_Your objective_: Every line of the material is to be quoted verbatim, minus the pictures.

_The input_:

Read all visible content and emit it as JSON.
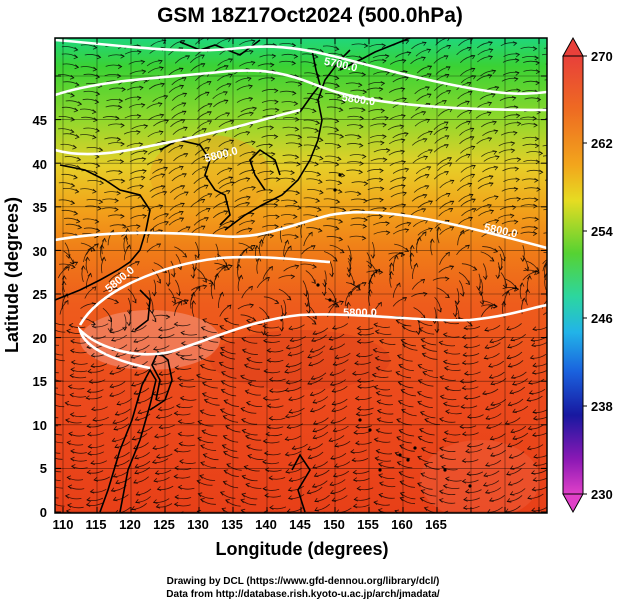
{
  "title": "GSM 18Z17Oct2024 (500.0hPa)",
  "x_axis": {
    "label": "Longitude (degrees)",
    "ticks": [
      "110",
      "115",
      "120",
      "125",
      "130",
      "135",
      "140",
      "145",
      "150",
      "155",
      "160",
      "165"
    ]
  },
  "y_axis": {
    "label": "Latitude (degrees)",
    "ticks": [
      "0",
      "5",
      "10",
      "15",
      "20",
      "25",
      "30",
      "35",
      "40",
      "45"
    ]
  },
  "colorbar": {
    "labels": [
      "270",
      "262",
      "254",
      "246",
      "238",
      "230"
    ],
    "colors": [
      "#e8403a",
      "#f08a10",
      "#f2d21a",
      "#3ccf3c",
      "#2ad0c8",
      "#1a86e8",
      "#1818a8",
      "#9418b0",
      "#e040c8"
    ]
  },
  "contour_labels": [
    "5700.0",
    "5800.0",
    "5800.0",
    "5800.0",
    "5800.0",
    "5800.0"
  ],
  "footer": {
    "line1": "Drawing by DCL (https://www.gfd-dennou.org/library/dcl/)",
    "line2": "Data from http://database.rish.kyoto-u.ac.jp/arch/jmadata/"
  }
}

_Final answer_:
Read all visible content and emit it as JSON.
{
  "title": "GSM 18Z17Oct2024 (500.0hPa)",
  "x_axis": {
    "label": "Longitude (degrees)",
    "ticks": [
      "110",
      "115",
      "120",
      "125",
      "130",
      "135",
      "140",
      "145",
      "150",
      "155",
      "160",
      "165"
    ]
  },
  "y_axis": {
    "label": "Latitude (degrees)",
    "ticks": [
      "0",
      "5",
      "10",
      "15",
      "20",
      "25",
      "30",
      "35",
      "40",
      "45"
    ]
  },
  "colorbar": {
    "labels": [
      "270",
      "262",
      "254",
      "246",
      "238",
      "230"
    ],
    "colors": [
      "#e8403a",
      "#f08a10",
      "#f2d21a",
      "#3ccf3c",
      "#2ad0c8",
      "#1a86e8",
      "#1818a8",
      "#9418b0",
      "#e040c8"
    ]
  },
  "contour_labels": [
    "5700.0",
    "5800.0",
    "5800.0",
    "5800.0",
    "5800.0",
    "5800.0"
  ],
  "footer": {
    "line1": "Drawing by DCL (https://www.gfd-dennou.org/library/dcl/)",
    "line2": "Data from http://database.rish.kyoto-u.ac.jp/arch/jmadata/"
  }
}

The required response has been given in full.